-- Start of ENTRIES SUPPLIED --
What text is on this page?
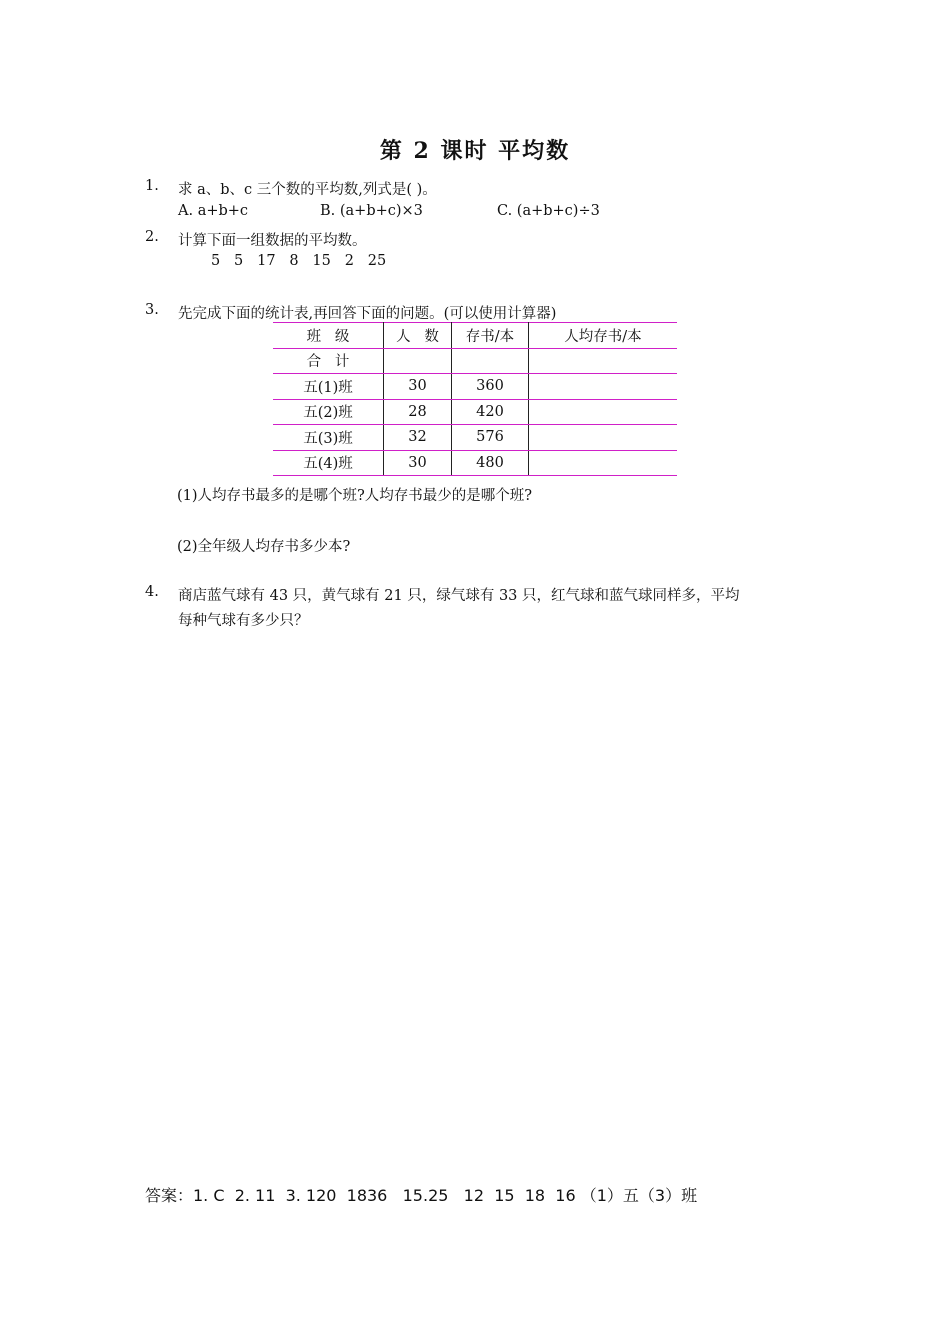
第 2 课时 平均数
1. 求 a、b、c 三个数的平均数,列式是( )。
A. a+b+c	B. (a+b+c)×3	C. (a+b+c)÷3
2. 计算下面一组数据的平均数。
5   5   17   8   15   2   25
3. 先完成下面的统计表,再回答下面的问题。(可以使用计算器)
班   级	人   数	存书/本	人均存书/本
合   计			
五(1)班	30	360	
五(2)班	28	420	
五(3)班	32	576	
五(4)班	30	480	
(1)人均存书最多的是哪个班?人均存书最少的是哪个班?
(2)全年级人均存书多少本?
4. 商店蓝气球有 43 只，黄气球有 21 只，绿气球有 33 只，红气球和蓝气球同样多，平均
每种气球有多少只？
答案：1. C  2. 11  3. 120  1836   15.25   12  15  18  16 （1）五（3）班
-- End of ENTRIES SUPPLIED --
> **CHALLENGE**:
Make an exact copy of the records shown above, without the pictures.

> **SOLUTION**:
What text is on this page?
第 2 课时 平均数
1. 求 a、b、c 三个数的平均数,列式是( )。
A. a+b+c	B. (a+b+c)×3	C. (a+b+c)÷3
2. 计算下面一组数据的平均数。
5   5   17   8   15   2   25
3. 先完成下面的统计表,再回答下面的问题。(可以使用计算器)
班   级	人   数	存书/本	人均存书/本
合   计			
五(1)班	30	360	
五(2)班	28	420	
五(3)班	32	576	
五(4)班	30	480	
(1)人均存书最多的是哪个班?人均存书最少的是哪个班?
(2)全年级人均存书多少本?
4. 商店蓝气球有 43 只，黄气球有 21 只，绿气球有 33 只，红气球和蓝气球同样多，平均
每种气球有多少只？
答案：1. C  2. 11  3. 120  1836   15.25   12  15  18  16 （1）五（3）班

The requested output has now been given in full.